## Input records:
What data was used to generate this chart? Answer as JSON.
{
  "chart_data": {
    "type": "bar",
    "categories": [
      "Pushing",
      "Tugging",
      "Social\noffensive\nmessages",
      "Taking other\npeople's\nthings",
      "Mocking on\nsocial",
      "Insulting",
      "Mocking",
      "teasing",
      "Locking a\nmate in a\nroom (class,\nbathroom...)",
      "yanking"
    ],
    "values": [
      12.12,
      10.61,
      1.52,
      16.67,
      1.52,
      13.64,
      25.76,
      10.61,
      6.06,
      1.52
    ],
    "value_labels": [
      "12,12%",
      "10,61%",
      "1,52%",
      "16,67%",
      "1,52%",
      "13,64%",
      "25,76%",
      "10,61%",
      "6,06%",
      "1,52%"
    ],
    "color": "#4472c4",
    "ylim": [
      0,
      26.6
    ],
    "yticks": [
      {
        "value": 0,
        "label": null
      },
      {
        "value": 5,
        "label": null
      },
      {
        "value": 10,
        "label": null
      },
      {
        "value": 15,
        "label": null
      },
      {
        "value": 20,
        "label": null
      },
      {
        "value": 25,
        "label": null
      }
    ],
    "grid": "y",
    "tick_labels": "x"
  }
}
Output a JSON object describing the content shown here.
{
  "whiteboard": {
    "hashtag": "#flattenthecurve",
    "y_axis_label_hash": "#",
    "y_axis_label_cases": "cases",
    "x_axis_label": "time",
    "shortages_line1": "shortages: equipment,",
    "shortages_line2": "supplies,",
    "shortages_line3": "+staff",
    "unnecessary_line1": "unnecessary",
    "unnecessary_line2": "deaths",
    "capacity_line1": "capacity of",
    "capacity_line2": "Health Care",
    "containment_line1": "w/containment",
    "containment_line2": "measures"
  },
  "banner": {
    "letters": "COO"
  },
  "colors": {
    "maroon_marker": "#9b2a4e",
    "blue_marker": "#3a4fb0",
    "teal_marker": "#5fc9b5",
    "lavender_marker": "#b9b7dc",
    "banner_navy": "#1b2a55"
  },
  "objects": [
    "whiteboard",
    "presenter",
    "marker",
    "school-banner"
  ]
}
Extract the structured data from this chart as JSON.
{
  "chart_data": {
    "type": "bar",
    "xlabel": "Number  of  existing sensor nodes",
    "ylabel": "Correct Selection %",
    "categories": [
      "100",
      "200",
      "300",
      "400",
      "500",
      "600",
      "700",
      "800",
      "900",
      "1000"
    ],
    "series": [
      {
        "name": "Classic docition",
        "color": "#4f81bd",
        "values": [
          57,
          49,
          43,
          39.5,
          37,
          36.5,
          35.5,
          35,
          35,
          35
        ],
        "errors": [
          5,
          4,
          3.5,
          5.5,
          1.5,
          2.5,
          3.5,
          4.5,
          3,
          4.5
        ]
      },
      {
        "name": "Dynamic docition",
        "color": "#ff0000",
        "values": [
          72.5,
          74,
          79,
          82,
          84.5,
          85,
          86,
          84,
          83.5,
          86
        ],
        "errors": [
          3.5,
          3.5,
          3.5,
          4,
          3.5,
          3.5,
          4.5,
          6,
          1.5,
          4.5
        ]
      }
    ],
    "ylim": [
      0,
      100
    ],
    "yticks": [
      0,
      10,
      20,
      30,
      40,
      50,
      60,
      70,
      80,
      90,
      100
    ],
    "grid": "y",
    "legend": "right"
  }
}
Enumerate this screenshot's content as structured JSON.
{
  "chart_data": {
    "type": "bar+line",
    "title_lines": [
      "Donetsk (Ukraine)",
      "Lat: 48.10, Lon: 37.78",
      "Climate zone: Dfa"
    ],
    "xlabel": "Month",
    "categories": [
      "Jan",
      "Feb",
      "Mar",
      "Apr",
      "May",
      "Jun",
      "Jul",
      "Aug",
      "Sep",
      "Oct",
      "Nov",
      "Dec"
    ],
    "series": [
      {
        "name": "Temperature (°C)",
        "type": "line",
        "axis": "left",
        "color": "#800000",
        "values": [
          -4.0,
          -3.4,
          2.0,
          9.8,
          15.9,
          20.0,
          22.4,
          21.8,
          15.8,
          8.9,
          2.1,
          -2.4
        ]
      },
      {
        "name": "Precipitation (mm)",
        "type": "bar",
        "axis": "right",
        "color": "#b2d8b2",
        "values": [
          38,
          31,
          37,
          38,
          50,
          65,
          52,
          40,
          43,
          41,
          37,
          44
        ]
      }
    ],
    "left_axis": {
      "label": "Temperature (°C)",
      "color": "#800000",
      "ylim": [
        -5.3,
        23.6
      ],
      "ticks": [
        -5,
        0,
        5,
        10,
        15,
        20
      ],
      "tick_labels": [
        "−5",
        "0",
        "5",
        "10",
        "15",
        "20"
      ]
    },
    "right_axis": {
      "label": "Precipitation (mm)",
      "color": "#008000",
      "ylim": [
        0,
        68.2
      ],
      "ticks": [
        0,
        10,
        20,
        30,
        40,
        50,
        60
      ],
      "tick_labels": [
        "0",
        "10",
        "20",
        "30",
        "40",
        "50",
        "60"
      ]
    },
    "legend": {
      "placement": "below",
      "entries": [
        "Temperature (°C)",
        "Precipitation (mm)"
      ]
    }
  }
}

## What the exercise asks:
Reproduce the complete set of lines precisely as supplied.

## Response:
What data was used to generate this chart? Answer as JSON.
{
  "chart_data": {
    "type": "bar",
    "categories": [
      "Pushing",
      "Tugging",
      "Social\noffensive\nmessages",
      "Taking other\npeople's\nthings",
      "Mocking on\nsocial",
      "Insulting",
      "Mocking",
      "teasing",
      "Locking a\nmate in a\nroom (class,\nbathroom...)",
      "yanking"
    ],
    "values": [
      12.12,
      10.61,
      1.52,
      16.67,
      1.52,
      13.64,
      25.76,
      10.61,
      6.06,
      1.52
    ],
    "value_labels": [
      "12,12%",
      "10,61%",
      "1,52%",
      "16,67%",
      "1,52%",
      "13,64%",
      "25,76%",
      "10,61%",
      "6,06%",
      "1,52%"
    ],
    "color": "#4472c4",
    "ylim": [
      0,
      26.6
    ],
    "yticks": [
      {
        "value": 0,
        "label": null
      },
      {
        "value": 5,
        "label": null
      },
      {
        "value": 10,
        "label": null
      },
      {
        "value": 15,
        "label": null
      },
      {
        "value": 20,
        "label": null
      },
      {
        "value": 25,
        "label": null
      }
    ],
    "grid": "y",
    "tick_labels": "x"
  }
}
Output a JSON object describing the content shown here.
{
  "whiteboard": {
    "hashtag": "#flattenthecurve",
    "y_axis_label_hash": "#",
    "y_axis_label_cases": "cases",
    "x_axis_label": "time",
    "shortages_line1": "shortages: equipment,",
    "shortages_line2": "supplies,",
    "shortages_line3": "+staff",
    "unnecessary_line1": "unnecessary",
    "unnecessary_line2": "deaths",
    "capacity_line1": "capacity of",
    "capacity_line2": "Health Care",
    "containment_line1": "w/containment",
    "containment_line2": "measures"
  },
  "banner": {
    "letters": "COO"
  },
  "colors": {
    "maroon_marker": "#9b2a4e",
    "blue_marker": "#3a4fb0",
    "teal_marker": "#5fc9b5",
    "lavender_marker": "#b9b7dc",
    "banner_navy": "#1b2a55"
  },
  "objects": [
    "whiteboard",
    "presenter",
    "marker",
    "school-banner"
  ]
}
Extract the structured data from this chart as JSON.
{
  "chart_data": {
    "type": "bar",
    "xlabel": "Number  of  existing sensor nodes",
    "ylabel": "Correct Selection %",
    "categories": [
      "100",
      "200",
      "300",
      "400",
      "500",
      "600",
      "700",
      "800",
      "900",
      "1000"
    ],
    "series": [
      {
        "name": "Classic docition",
        "color": "#4f81bd",
        "values": [
          57,
          49,
          43,
          39.5,
          37,
          36.5,
          35.5,
          35,
          35,
          35
        ],
        "errors": [
          5,
          4,
          3.5,
          5.5,
          1.5,
          2.5,
          3.5,
          4.5,
          3,
          4.5
        ]
      },
      {
        "name": "Dynamic docition",
        "color": "#ff0000",
        "values": [
          72.5,
          74,
          79,
          82,
          84.5,
          85,
          86,
          84,
          83.5,
          86
        ],
        "errors": [
          3.5,
          3.5,
          3.5,
          4,
          3.5,
          3.5,
          4.5,
          6,
          1.5,
          4.5
        ]
      }
    ],
    "ylim": [
      0,
      100
    ],
    "yticks": [
      0,
      10,
      20,
      30,
      40,
      50,
      60,
      70,
      80,
      90,
      100
    ],
    "grid": "y",
    "legend": "right"
  }
}
Enumerate this screenshot's content as structured JSON.
{
  "chart_data": {
    "type": "bar+line",
    "title_lines": [
      "Donetsk (Ukraine)",
      "Lat: 48.10, Lon: 37.78",
      "Climate zone: Dfa"
    ],
    "xlabel": "Month",
    "categories": [
      "Jan",
      "Feb",
      "Mar",
      "Apr",
      "May",
      "Jun",
      "Jul",
      "Aug",
      "Sep",
      "Oct",
      "Nov",
      "Dec"
    ],
    "series": [
      {
        "name": "Temperature (°C)",
        "type": "line",
        "axis": "left",
        "color": "#800000",
        "values": [
          -4.0,
          -3.4,
          2.0,
          9.8,
          15.9,
          20.0,
          22.4,
          21.8,
          15.8,
          8.9,
          2.1,
          -2.4
        ]
      },
      {
        "name": "Precipitation (mm)",
        "type": "bar",
        "axis": "right",
        "color": "#b2d8b2",
        "values": [
          38,
          31,
          37,
          38,
          50,
          65,
          52,
          40,
          43,
          41,
          37,
          44
        ]
      }
    ],
    "left_axis": {
      "label": "Temperature (°C)",
      "color": "#800000",
      "ylim": [
        -5.3,
        23.6
      ],
      "ticks": [
        -5,
        0,
        5,
        10,
        15,
        20
      ],
      "tick_labels": [
        "−5",
        "0",
        "5",
        "10",
        "15",
        "20"
      ]
    },
    "right_axis": {
      "label": "Precipitation (mm)",
      "color": "#008000",
      "ylim": [
        0,
        68.2
      ],
      "ticks": [
        0,
        10,
        20,
        30,
        40,
        50,
        60
      ],
      "tick_labels": [
        "0",
        "10",
        "20",
        "30",
        "40",
        "50",
        "60"
      ]
    },
    "legend": {
      "placement": "below",
      "entries": [
        "Temperature (°C)",
        "Precipitation (mm)"
      ]
    }
  }
}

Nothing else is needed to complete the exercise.